■ Supplied entries ■
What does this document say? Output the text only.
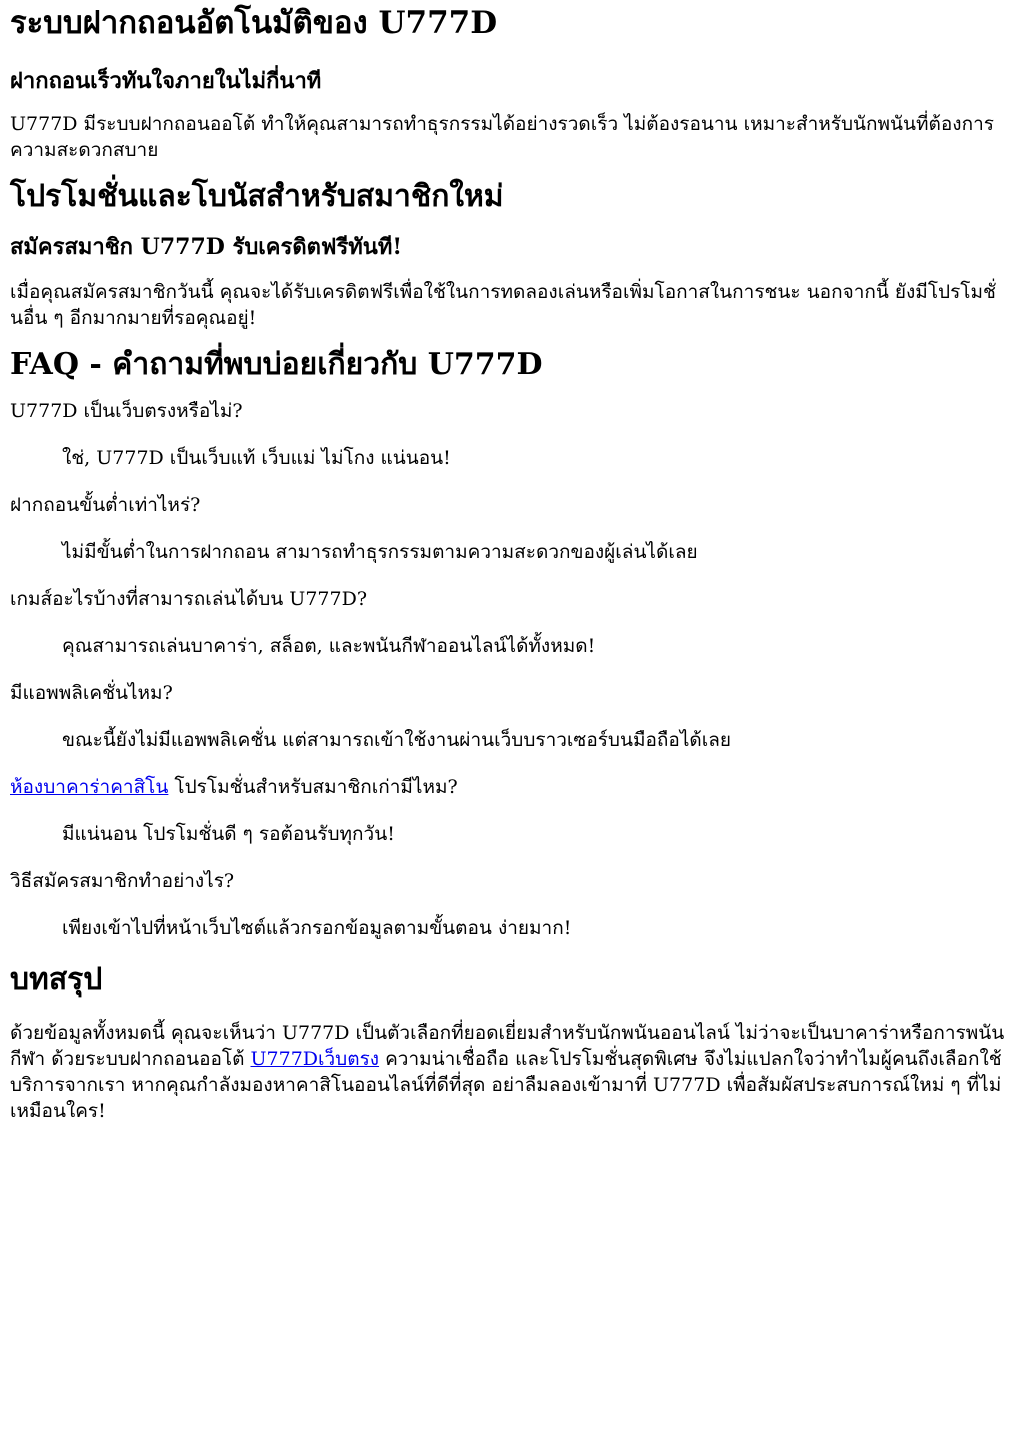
ระบบฝากถอนอัตโนมัติของ U777D
ฝากถอนเร็วทันใจภายในไม่กี่นาที

U777D มีระบบฝากถอนออโต้ ทำให้คุณสามารถทำธุรกรรมได้อย่างรวดเร็ว ไม่ต้องรอนาน เหมาะสำหรับนักพนันที่ต้องการความสะดวกสบาย

โปรโมชั่นและโบนัสสำหรับสมาชิกใหม่
สมัครสมาชิก U777D รับเครดิตฟรีทันที!

เมื่อคุณสมัครสมาชิกวันนี้ คุณจะได้รับเครดิตฟรีเพื่อใช้ในการทดลองเล่นหรือเพิ่มโอกาสในการชนะ นอกจากนี้ ยังมีโปรโมชั่นอื่น ๆ อีกมากมายที่รอคุณอยู่!

FAQ - คำถามที่พบบ่อยเกี่ยวกับ U777D

U777D เป็นเว็บตรงหรือไม่?

ใช่, U777D เป็นเว็บแท้ เว็บแม่ ไม่โกง แน่นอน!

ฝากถอนขั้นต่ำเท่าไหร่?

ไม่มีขั้นต่ำในการฝากถอน สามารถทำธุรกรรมตามความสะดวกของผู้เล่นได้เลย

เกมส์อะไรบ้างที่สามารถเล่นได้บน U777D?

คุณสามารถเล่นบาคาร่า, สล็อต, และพนันกีฬาออนไลน์ได้ทั้งหมด!

มีแอพพลิเคชั่นไหม?

ขณะนี้ยังไม่มีแอพพลิเคชั่น แต่สามารถเข้าใช้งานผ่านเว็บบราวเซอร์บนมือถือได้เลย

ห้องบาคาร่าคาสิโน โปรโมชั่นสำหรับสมาชิกเก่ามีไหม?

มีแน่นอน โปรโมชั่นดี ๆ รอต้อนรับทุกวัน!

วิธีสมัครสมาชิกทำอย่างไร?

เพียงเข้าไปที่หน้าเว็บไซต์แล้วกรอกข้อมูลตามขั้นตอน ง่ายมาก!

บทสรุป

ด้วยข้อมูลทั้งหมดนี้ คุณจะเห็นว่า U777D เป็นตัวเลือกที่ยอดเยี่ยมสำหรับนักพนันออนไลน์ ไม่ว่าจะเป็นบาคาร่าหรือการพนันกีฬา ด้วยระบบฝากถอนออโต้ U777Dเว็บตรง ความน่าเชื่อถือ และโปรโมชั่นสุดพิเศษ จึงไม่แปลกใจว่าทำไมผู้คนถึงเลือกใช้บริการจากเรา หากคุณกำลังมองหาคาสิโนออนไลน์ที่ดีที่สุด อย่าลืมลองเข้ามาที่ U777D เพื่อสัมผัสประสบการณ์ใหม่ ๆ ที่ไม่เหมือนใคร!
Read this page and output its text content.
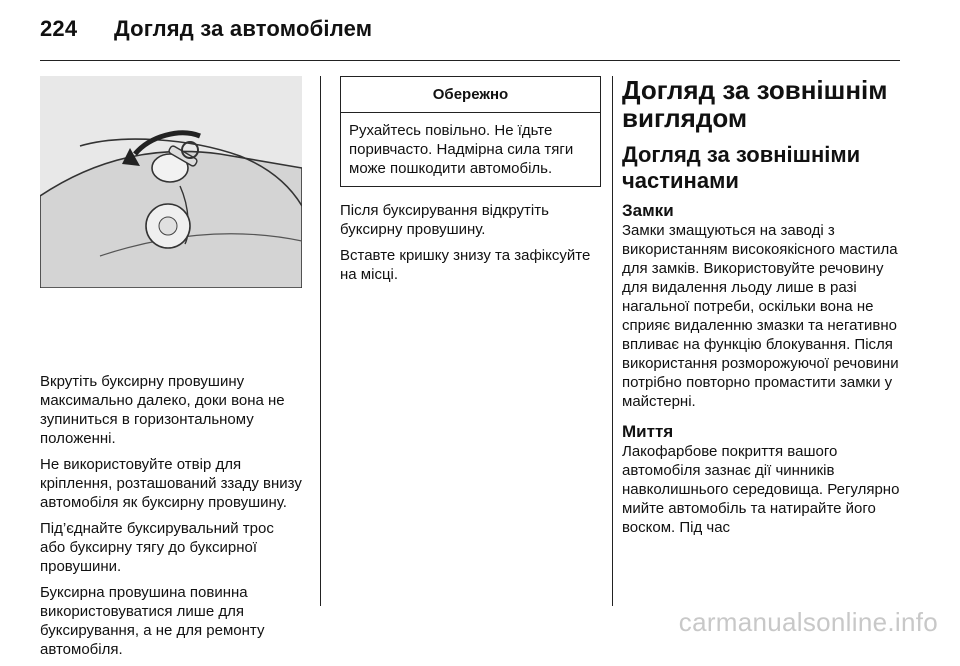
224 Догляд за автомобілем

Вкрутіть буксирну провушину максимально далеко, доки вона не зупиниться в горизонтальному положенні.

Не використовуйте отвір для кріплення, розташований ззаду внизу автомобіля як буксирну провушину.

Під’єднайте буксирувальний трос або буксирну тягу до буксирної провушини.

Буксирна провушина повинна використовуватися лише для буксирування, а не для ремонту автомобіля.

Обережно
Рухайтесь повільно. Не їдьте поривчасто. Надмірна сила тяги може пошкодити автомобіль.

Після буксирування відкрутіть буксирну провушину.

Вставте кришку знизу та зафіксуйте на місці.

Догляд за зовнішнім виглядом
Догляд за зовнішніми частинами
Замки

Замки змащуються на заводі з використанням високоякісного мастила для замків. Використовуйте речовину для видалення льоду лише в разі нагальної потреби, оскільки вона не сприяє видаленню змазки та негативно впливає на функцію блокування. Після використання розморожуючої речовини потрібно повторно промастити замки у майстерні.

Миття

Лакофарбове покриття вашого автомобіля зазнає дії чинників навколишнього середовища. Регулярно мийте автомобіль та натирайте його воском. Під час

carmanualsonline.info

■ Directions ■
Provide the number of lines containing the string "แอพพล", with no other output.

■ Answer for this exercise ■
2